━━ Records provided
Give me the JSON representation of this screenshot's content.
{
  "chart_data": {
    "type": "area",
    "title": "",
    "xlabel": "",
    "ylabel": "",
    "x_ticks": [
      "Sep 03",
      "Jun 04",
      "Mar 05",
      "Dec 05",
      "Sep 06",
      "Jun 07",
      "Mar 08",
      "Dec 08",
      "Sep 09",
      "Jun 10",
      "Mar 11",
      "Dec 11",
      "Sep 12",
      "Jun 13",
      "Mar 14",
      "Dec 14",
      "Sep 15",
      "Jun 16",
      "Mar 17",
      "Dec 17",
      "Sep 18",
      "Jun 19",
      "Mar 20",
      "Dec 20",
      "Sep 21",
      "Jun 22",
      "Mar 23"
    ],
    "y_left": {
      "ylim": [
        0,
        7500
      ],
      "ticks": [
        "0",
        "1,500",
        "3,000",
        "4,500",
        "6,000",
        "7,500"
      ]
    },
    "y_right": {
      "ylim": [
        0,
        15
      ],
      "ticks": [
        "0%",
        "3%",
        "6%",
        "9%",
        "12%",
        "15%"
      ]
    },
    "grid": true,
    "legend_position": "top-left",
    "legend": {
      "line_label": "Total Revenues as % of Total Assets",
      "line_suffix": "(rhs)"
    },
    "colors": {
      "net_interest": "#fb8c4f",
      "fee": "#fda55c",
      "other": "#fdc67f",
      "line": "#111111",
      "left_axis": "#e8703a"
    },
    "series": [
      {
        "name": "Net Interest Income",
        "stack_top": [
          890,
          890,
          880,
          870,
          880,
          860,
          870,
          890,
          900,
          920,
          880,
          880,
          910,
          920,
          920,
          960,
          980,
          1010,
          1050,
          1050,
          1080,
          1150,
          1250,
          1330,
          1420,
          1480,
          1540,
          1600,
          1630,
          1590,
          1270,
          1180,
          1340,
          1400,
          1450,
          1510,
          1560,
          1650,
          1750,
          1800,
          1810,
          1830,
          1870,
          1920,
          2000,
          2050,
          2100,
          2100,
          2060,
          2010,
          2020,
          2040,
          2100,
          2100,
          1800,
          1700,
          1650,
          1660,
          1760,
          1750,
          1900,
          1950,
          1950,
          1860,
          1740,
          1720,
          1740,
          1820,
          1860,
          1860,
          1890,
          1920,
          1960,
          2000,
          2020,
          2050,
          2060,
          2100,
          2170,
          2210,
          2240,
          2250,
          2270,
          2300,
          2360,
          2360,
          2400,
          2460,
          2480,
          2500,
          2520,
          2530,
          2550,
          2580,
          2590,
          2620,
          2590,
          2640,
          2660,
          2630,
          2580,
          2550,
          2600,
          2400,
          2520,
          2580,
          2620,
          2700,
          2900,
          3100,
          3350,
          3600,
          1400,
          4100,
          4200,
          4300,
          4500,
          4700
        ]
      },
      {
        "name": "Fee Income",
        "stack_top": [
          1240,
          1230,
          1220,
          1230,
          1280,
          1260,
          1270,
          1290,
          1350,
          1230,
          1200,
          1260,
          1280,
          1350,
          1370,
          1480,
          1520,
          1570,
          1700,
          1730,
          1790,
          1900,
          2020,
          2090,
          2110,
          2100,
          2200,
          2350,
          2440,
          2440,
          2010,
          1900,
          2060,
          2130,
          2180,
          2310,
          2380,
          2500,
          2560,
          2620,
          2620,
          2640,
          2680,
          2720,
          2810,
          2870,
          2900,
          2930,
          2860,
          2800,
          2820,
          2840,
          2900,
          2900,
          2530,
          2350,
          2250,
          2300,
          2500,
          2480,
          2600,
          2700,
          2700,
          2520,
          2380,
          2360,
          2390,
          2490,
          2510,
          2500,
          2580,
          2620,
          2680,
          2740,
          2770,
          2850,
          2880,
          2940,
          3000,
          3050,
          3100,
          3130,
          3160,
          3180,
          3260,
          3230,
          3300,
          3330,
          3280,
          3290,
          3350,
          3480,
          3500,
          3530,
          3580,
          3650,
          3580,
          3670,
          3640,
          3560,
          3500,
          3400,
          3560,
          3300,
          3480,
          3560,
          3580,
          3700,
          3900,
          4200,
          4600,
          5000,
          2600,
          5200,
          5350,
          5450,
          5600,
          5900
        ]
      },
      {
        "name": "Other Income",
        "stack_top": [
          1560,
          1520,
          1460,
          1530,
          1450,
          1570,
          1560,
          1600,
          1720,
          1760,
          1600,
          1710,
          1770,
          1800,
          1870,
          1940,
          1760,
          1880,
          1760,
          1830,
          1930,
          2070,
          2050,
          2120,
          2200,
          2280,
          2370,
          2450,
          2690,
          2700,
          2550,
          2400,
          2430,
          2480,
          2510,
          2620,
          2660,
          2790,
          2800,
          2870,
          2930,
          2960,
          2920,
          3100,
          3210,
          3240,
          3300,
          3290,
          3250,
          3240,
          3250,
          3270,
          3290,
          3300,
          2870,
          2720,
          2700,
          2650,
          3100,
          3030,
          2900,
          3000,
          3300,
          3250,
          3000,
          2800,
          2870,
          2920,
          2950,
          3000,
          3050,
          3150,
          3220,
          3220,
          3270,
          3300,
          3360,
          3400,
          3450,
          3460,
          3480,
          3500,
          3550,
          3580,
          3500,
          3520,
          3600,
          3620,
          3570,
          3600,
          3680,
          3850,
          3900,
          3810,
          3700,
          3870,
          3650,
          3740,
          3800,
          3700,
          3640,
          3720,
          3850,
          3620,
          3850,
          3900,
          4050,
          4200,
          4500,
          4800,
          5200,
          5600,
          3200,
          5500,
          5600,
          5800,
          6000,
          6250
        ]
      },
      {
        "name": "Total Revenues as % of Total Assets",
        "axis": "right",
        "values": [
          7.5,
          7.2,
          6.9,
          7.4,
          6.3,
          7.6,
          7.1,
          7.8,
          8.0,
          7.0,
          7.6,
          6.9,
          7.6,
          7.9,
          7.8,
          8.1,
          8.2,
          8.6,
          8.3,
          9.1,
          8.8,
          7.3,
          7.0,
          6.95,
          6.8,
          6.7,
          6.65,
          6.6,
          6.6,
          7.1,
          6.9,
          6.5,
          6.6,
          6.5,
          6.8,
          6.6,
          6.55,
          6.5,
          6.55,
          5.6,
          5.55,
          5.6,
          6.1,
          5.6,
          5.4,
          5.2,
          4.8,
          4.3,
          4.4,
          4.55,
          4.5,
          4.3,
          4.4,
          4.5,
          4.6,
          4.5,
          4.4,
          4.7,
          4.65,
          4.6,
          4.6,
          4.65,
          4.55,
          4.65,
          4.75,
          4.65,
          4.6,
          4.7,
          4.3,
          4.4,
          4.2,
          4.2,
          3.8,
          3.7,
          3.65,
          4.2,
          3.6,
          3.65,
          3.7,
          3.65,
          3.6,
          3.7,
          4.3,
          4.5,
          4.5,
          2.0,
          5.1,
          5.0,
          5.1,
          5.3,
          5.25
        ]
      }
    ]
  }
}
━━━━
**Stated exercise**. Quote all the records. Keep every word exact.

**Problem solution**.
Give me the JSON representation of this screenshot's content.
{
  "chart_data": {
    "type": "area",
    "title": "",
    "xlabel": "",
    "ylabel": "",
    "x_ticks": [
      "Sep 03",
      "Jun 04",
      "Mar 05",
      "Dec 05",
      "Sep 06",
      "Jun 07",
      "Mar 08",
      "Dec 08",
      "Sep 09",
      "Jun 10",
      "Mar 11",
      "Dec 11",
      "Sep 12",
      "Jun 13",
      "Mar 14",
      "Dec 14",
      "Sep 15",
      "Jun 16",
      "Mar 17",
      "Dec 17",
      "Sep 18",
      "Jun 19",
      "Mar 20",
      "Dec 20",
      "Sep 21",
      "Jun 22",
      "Mar 23"
    ],
    "y_left": {
      "ylim": [
        0,
        7500
      ],
      "ticks": [
        "0",
        "1,500",
        "3,000",
        "4,500",
        "6,000",
        "7,500"
      ]
    },
    "y_right": {
      "ylim": [
        0,
        15
      ],
      "ticks": [
        "0%",
        "3%",
        "6%",
        "9%",
        "12%",
        "15%"
      ]
    },
    "grid": true,
    "legend_position": "top-left",
    "legend": {
      "line_label": "Total Revenues as % of Total Assets",
      "line_suffix": "(rhs)"
    },
    "colors": {
      "net_interest": "#fb8c4f",
      "fee": "#fda55c",
      "other": "#fdc67f",
      "line": "#111111",
      "left_axis": "#e8703a"
    },
    "series": [
      {
        "name": "Net Interest Income",
        "stack_top": [
          890,
          890,
          880,
          870,
          880,
          860,
          870,
          890,
          900,
          920,
          880,
          880,
          910,
          920,
          920,
          960,
          980,
          1010,
          1050,
          1050,
          1080,
          1150,
          1250,
          1330,
          1420,
          1480,
          1540,
          1600,
          1630,
          1590,
          1270,
          1180,
          1340,
          1400,
          1450,
          1510,
          1560,
          1650,
          1750,
          1800,
          1810,
          1830,
          1870,
          1920,
          2000,
          2050,
          2100,
          2100,
          2060,
          2010,
          2020,
          2040,
          2100,
          2100,
          1800,
          1700,
          1650,
          1660,
          1760,
          1750,
          1900,
          1950,
          1950,
          1860,
          1740,
          1720,
          1740,
          1820,
          1860,
          1860,
          1890,
          1920,
          1960,
          2000,
          2020,
          2050,
          2060,
          2100,
          2170,
          2210,
          2240,
          2250,
          2270,
          2300,
          2360,
          2360,
          2400,
          2460,
          2480,
          2500,
          2520,
          2530,
          2550,
          2580,
          2590,
          2620,
          2590,
          2640,
          2660,
          2630,
          2580,
          2550,
          2600,
          2400,
          2520,
          2580,
          2620,
          2700,
          2900,
          3100,
          3350,
          3600,
          1400,
          4100,
          4200,
          4300,
          4500,
          4700
        ]
      },
      {
        "name": "Fee Income",
        "stack_top": [
          1240,
          1230,
          1220,
          1230,
          1280,
          1260,
          1270,
          1290,
          1350,
          1230,
          1200,
          1260,
          1280,
          1350,
          1370,
          1480,
          1520,
          1570,
          1700,
          1730,
          1790,
          1900,
          2020,
          2090,
          2110,
          2100,
          2200,
          2350,
          2440,
          2440,
          2010,
          1900,
          2060,
          2130,
          2180,
          2310,
          2380,
          2500,
          2560,
          2620,
          2620,
          2640,
          2680,
          2720,
          2810,
          2870,
          2900,
          2930,
          2860,
          2800,
          2820,
          2840,
          2900,
          2900,
          2530,
          2350,
          2250,
          2300,
          2500,
          2480,
          2600,
          2700,
          2700,
          2520,
          2380,
          2360,
          2390,
          2490,
          2510,
          2500,
          2580,
          2620,
          2680,
          2740,
          2770,
          2850,
          2880,
          2940,
          3000,
          3050,
          3100,
          3130,
          3160,
          3180,
          3260,
          3230,
          3300,
          3330,
          3280,
          3290,
          3350,
          3480,
          3500,
          3530,
          3580,
          3650,
          3580,
          3670,
          3640,
          3560,
          3500,
          3400,
          3560,
          3300,
          3480,
          3560,
          3580,
          3700,
          3900,
          4200,
          4600,
          5000,
          2600,
          5200,
          5350,
          5450,
          5600,
          5900
        ]
      },
      {
        "name": "Other Income",
        "stack_top": [
          1560,
          1520,
          1460,
          1530,
          1450,
          1570,
          1560,
          1600,
          1720,
          1760,
          1600,
          1710,
          1770,
          1800,
          1870,
          1940,
          1760,
          1880,
          1760,
          1830,
          1930,
          2070,
          2050,
          2120,
          2200,
          2280,
          2370,
          2450,
          2690,
          2700,
          2550,
          2400,
          2430,
          2480,
          2510,
          2620,
          2660,
          2790,
          2800,
          2870,
          2930,
          2960,
          2920,
          3100,
          3210,
          3240,
          3300,
          3290,
          3250,
          3240,
          3250,
          3270,
          3290,
          3300,
          2870,
          2720,
          2700,
          2650,
          3100,
          3030,
          2900,
          3000,
          3300,
          3250,
          3000,
          2800,
          2870,
          2920,
          2950,
          3000,
          3050,
          3150,
          3220,
          3220,
          3270,
          3300,
          3360,
          3400,
          3450,
          3460,
          3480,
          3500,
          3550,
          3580,
          3500,
          3520,
          3600,
          3620,
          3570,
          3600,
          3680,
          3850,
          3900,
          3810,
          3700,
          3870,
          3650,
          3740,
          3800,
          3700,
          3640,
          3720,
          3850,
          3620,
          3850,
          3900,
          4050,
          4200,
          4500,
          4800,
          5200,
          5600,
          3200,
          5500,
          5600,
          5800,
          6000,
          6250
        ]
      },
      {
        "name": "Total Revenues as % of Total Assets",
        "axis": "right",
        "values": [
          7.5,
          7.2,
          6.9,
          7.4,
          6.3,
          7.6,
          7.1,
          7.8,
          8.0,
          7.0,
          7.6,
          6.9,
          7.6,
          7.9,
          7.8,
          8.1,
          8.2,
          8.6,
          8.3,
          9.1,
          8.8,
          7.3,
          7.0,
          6.95,
          6.8,
          6.7,
          6.65,
          6.6,
          6.6,
          7.1,
          6.9,
          6.5,
          6.6,
          6.5,
          6.8,
          6.6,
          6.55,
          6.5,
          6.55,
          5.6,
          5.55,
          5.6,
          6.1,
          5.6,
          5.4,
          5.2,
          4.8,
          4.3,
          4.4,
          4.55,
          4.5,
          4.3,
          4.4,
          4.5,
          4.6,
          4.5,
          4.4,
          4.7,
          4.65,
          4.6,
          4.6,
          4.65,
          4.55,
          4.65,
          4.75,
          4.65,
          4.6,
          4.7,
          4.3,
          4.4,
          4.2,
          4.2,
          3.8,
          3.7,
          3.65,
          4.2,
          3.6,
          3.65,
          3.7,
          3.65,
          3.6,
          3.7,
          4.3,
          4.5,
          4.5,
          2.0,
          5.1,
          5.0,
          5.1,
          5.3,
          5.25
        ]
      }
    ]
  }
}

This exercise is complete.